◆ **DIRECTIVE**
Set down exactly the lines running from the line with "Extract all readable text from this page." to the end of the listing below, both ends included.

◆ **INPUT FOR THIS TASK**
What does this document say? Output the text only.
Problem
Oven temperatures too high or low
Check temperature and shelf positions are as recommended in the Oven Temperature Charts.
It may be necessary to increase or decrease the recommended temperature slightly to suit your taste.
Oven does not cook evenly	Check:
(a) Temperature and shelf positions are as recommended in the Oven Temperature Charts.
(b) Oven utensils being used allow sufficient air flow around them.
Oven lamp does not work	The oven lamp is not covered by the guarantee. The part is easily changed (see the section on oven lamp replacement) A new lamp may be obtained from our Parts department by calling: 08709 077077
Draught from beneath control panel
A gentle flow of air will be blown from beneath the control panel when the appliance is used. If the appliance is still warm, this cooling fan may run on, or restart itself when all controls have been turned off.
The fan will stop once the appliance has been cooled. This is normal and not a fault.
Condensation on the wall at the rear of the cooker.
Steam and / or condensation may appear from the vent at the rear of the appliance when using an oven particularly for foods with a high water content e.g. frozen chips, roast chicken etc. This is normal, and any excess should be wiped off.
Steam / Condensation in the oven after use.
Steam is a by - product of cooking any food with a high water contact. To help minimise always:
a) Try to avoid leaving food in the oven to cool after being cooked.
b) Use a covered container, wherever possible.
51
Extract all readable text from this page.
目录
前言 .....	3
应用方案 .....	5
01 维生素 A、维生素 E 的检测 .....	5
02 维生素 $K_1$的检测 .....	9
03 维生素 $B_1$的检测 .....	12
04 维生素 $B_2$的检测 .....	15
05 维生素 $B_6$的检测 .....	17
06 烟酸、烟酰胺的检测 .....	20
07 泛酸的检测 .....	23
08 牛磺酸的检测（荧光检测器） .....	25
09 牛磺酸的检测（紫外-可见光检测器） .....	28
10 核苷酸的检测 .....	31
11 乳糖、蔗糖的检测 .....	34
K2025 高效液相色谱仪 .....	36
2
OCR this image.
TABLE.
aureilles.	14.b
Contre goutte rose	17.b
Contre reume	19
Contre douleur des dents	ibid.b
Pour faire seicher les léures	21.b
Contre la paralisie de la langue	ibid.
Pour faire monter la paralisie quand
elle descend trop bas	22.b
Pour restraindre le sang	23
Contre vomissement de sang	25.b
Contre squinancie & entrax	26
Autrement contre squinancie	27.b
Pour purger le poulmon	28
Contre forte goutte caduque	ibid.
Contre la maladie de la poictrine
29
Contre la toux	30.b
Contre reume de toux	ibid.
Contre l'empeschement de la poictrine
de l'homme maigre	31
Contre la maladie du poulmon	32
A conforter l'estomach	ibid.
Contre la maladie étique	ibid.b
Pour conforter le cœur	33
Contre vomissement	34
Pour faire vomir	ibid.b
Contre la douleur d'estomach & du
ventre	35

◆ **RESULT**
Extract all readable text from this page.
目录
前言 .....	3
应用方案 .....	5
01 维生素 A、维生素 E 的检测 .....	5
02 维生素 $K_1$的检测 .....	9
03 维生素 $B_1$的检测 .....	12
04 维生素 $B_2$的检测 .....	15
05 维生素 $B_6$的检测 .....	17
06 烟酸、烟酰胺的检测 .....	20
07 泛酸的检测 .....	23
08 牛磺酸的检测（荧光检测器） .....	25
09 牛磺酸的检测（紫外-可见光检测器） .....	28
10 核苷酸的检测 .....	31
11 乳糖、蔗糖的检测 .....	34
K2025 高效液相色谱仪 .....	36
2
OCR this image.
TABLE.
aureilles.	14.b
Contre goutte rose	17.b
Contre reume	19
Contre douleur des dents	ibid.b
Pour faire seicher les léures	21.b
Contre la paralisie de la langue	ibid.
Pour faire monter la paralisie quand
elle descend trop bas	22.b
Pour restraindre le sang	23
Contre vomissement de sang	25.b
Contre squinancie & entrax	26
Autrement contre squinancie	27.b
Pour purger le poulmon	28
Contre forte goutte caduque	ibid.
Contre la maladie de la poictrine
29
Contre la toux	30.b
Contre reume de toux	ibid.
Contre l'empeschement de la poictrine
de l'homme maigre	31
Contre la maladie du poulmon	32
A conforter l'estomach	ibid.
Contre la maladie étique	ibid.b
Pour conforter le cœur	33
Contre vomissement	34
Pour faire vomir	ibid.b
Contre la douleur d'estomach & du
ventre	35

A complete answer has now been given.